(Brief) Could you write out the records below exactly as they appear, leaving out any pictures?

(Rows from a figure dataset)

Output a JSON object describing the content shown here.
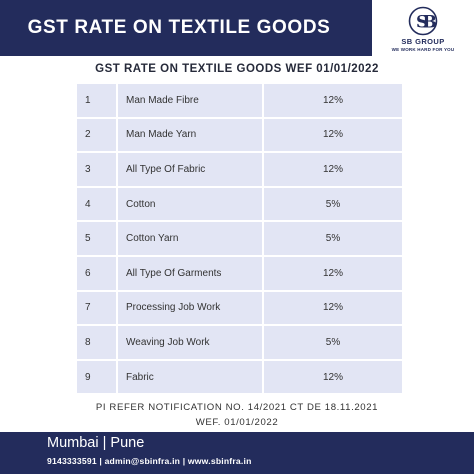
{
  "header": {
    "title": "GST RATE ON TEXTILE GOODS"
  },
  "logo": {
    "name": "SB GROUP",
    "tagline": "WE WORK HARD FOR YOU"
  },
  "subtitle": "GST RATE ON TEXTILE GOODS WEF 01/01/2022",
  "table": {
    "rows": [
      {
        "no": "1",
        "item": "Man Made Fibre",
        "rate": "12%"
      },
      {
        "no": "2",
        "item": "Man Made Yarn",
        "rate": "12%"
      },
      {
        "no": "3",
        "item": "All Type Of Fabric",
        "rate": "12%"
      },
      {
        "no": "4",
        "item": "Cotton",
        "rate": "5%"
      },
      {
        "no": "5",
        "item": "Cotton Yarn",
        "rate": "5%"
      },
      {
        "no": "6",
        "item": "All Type Of Garments",
        "rate": "12%"
      },
      {
        "no": "7",
        "item": "Processing Job Work",
        "rate": "12%"
      },
      {
        "no": "8",
        "item": "Weaving Job Work",
        "rate": "5%"
      },
      {
        "no": "9",
        "item": "Fabric",
        "rate": "12%"
      }
    ]
  },
  "notes": {
    "line1": "PI REFER NOTIFICATION NO. 14/2021 CT DE 18.11.2021",
    "line2": "WEF. 01/01/2022"
  },
  "footer": {
    "cities": "Mumbai | Pune",
    "contact": "9143333591 | admin@sbinfra.in | www.sbinfra.in"
  },
  "colors": {
    "navy": "#232c5c",
    "row_bg": "#e2e5f4"
  }
}
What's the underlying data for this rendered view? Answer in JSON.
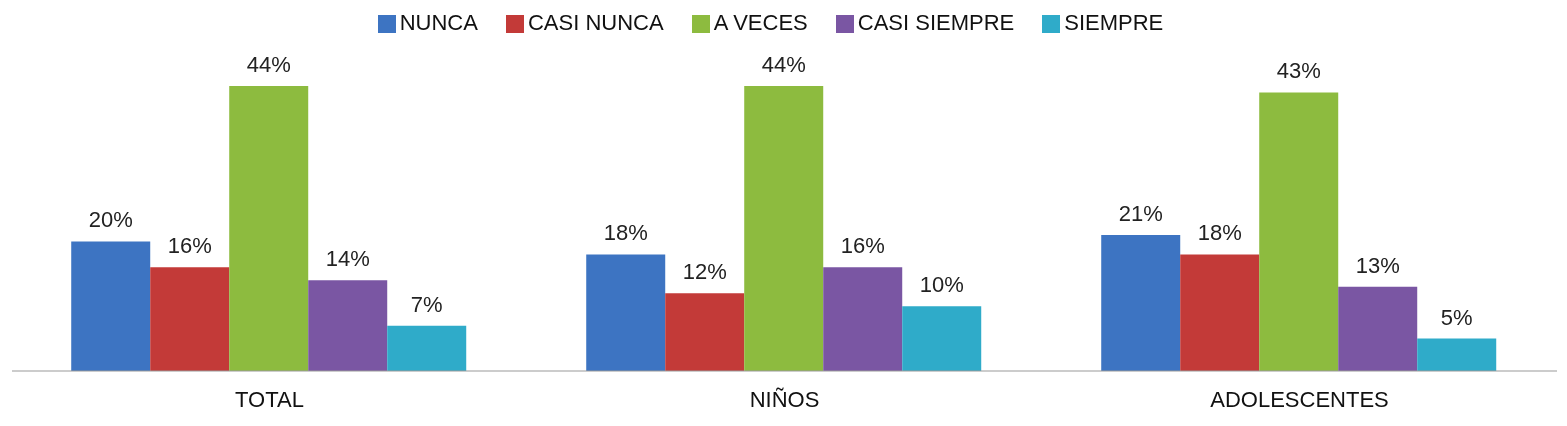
{
  "chart_data": {
    "type": "bar",
    "categories": [
      "TOTAL",
      "NIÑOS",
      "ADOLESCENTES"
    ],
    "series": [
      {
        "name": "NUNCA",
        "color": "#3d74c2",
        "values": [
          20,
          18,
          21
        ],
        "value_labels": [
          "20%",
          "18%",
          "21%"
        ]
      },
      {
        "name": "CASI NUNCA",
        "color": "#c33a38",
        "values": [
          16,
          12,
          18
        ],
        "value_labels": [
          "16%",
          "12%",
          "18%"
        ]
      },
      {
        "name": "A VECES",
        "color": "#8dbb3f",
        "values": [
          44,
          44,
          43
        ],
        "value_labels": [
          "44%",
          "44%",
          "43%"
        ]
      },
      {
        "name": "CASI SIEMPRE",
        "color": "#7a56a3",
        "values": [
          14,
          16,
          13
        ],
        "value_labels": [
          "14%",
          "16%",
          "13%"
        ]
      },
      {
        "name": "SIEMPRE",
        "color": "#2fabc9",
        "values": [
          7,
          10,
          5
        ],
        "value_labels": [
          "7%",
          "10%",
          "5%"
        ]
      }
    ],
    "legend": "top",
    "grid": false
  }
}
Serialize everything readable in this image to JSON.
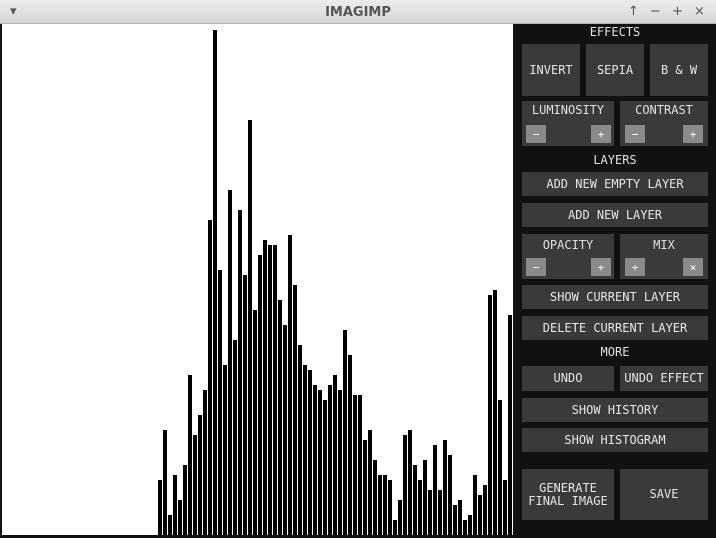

(Solution to this task)
Output a JSON object describing the content shown here.
{
  "header": {
    "title": "GST RATE ON TEXTILE GOODS"
  },
  "logo": {
    "name": "SB GROUP",
    "tagline": "WE WORK HARD FOR YOU"
  },
  "subtitle": "GST RATE ON TEXTILE GOODS WEF 01/01/2022",
  "table": {
    "rows": [
      {
        "no": "1",
        "item": "Man Made Fibre",
        "rate": "12%"
      },
      {
        "no": "2",
        "item": "Man Made Yarn",
        "rate": "12%"
      },
      {
        "no": "3",
        "item": "All Type Of Fabric",
        "rate": "12%"
      },
      {
        "no": "4",
        "item": "Cotton",
        "rate": "5%"
      },
      {
        "no": "5",
        "item": "Cotton Yarn",
        "rate": "5%"
      },
      {
        "no": "6",
        "item": "All Type Of Garments",
        "rate": "12%"
      },
      {
        "no": "7",
        "item": "Processing Job Work",
        "rate": "12%"
      },
      {
        "no": "8",
        "item": "Weaving Job Work",
        "rate": "5%"
      },
      {
        "no": "9",
        "item": "Fabric",
        "rate": "12%"
      }
    ]
  },
  "notes": {
    "line1": "PI REFER NOTIFICATION NO. 14/2021 CT DE 18.11.2021",
    "line2": "WEF. 01/01/2022"
  },
  "footer": {
    "cities": "Mumbai | Pune",
    "contact": "9143333591 | admin@sbinfra.in | www.sbinfra.in"
  },
  "colors": {
    "navy": "#232c5c",
    "row_bg": "#e2e5f4"
  }
}
What's the underlying data for this rendered view? Answer in JSON.
{
  "chart_data": {
    "type": "bar",
    "categories": [
      "TOTAL",
      "NIÑOS",
      "ADOLESCENTES"
    ],
    "series": [
      {
        "name": "NUNCA",
        "color": "#3d74c2",
        "values": [
          20,
          18,
          21
        ],
        "value_labels": [
          "20%",
          "18%",
          "21%"
        ]
      },
      {
        "name": "CASI NUNCA",
        "color": "#c33a38",
        "values": [
          16,
          12,
          18
        ],
        "value_labels": [
          "16%",
          "12%",
          "18%"
        ]
      },
      {
        "name": "A VECES",
        "color": "#8dbb3f",
        "values": [
          44,
          44,
          43
        ],
        "value_labels": [
          "44%",
          "44%",
          "43%"
        ]
      },
      {
        "name": "CASI SIEMPRE",
        "color": "#7a56a3",
        "values": [
          14,
          16,
          13
        ],
        "value_labels": [
          "14%",
          "16%",
          "13%"
        ]
      },
      {
        "name": "SIEMPRE",
        "color": "#2fabc9",
        "values": [
          7,
          10,
          5
        ],
        "value_labels": [
          "7%",
          "10%",
          "5%"
        ]
      }
    ],
    "legend": "top",
    "grid": false
  }
}
Serialize everything readable in this image to JSON.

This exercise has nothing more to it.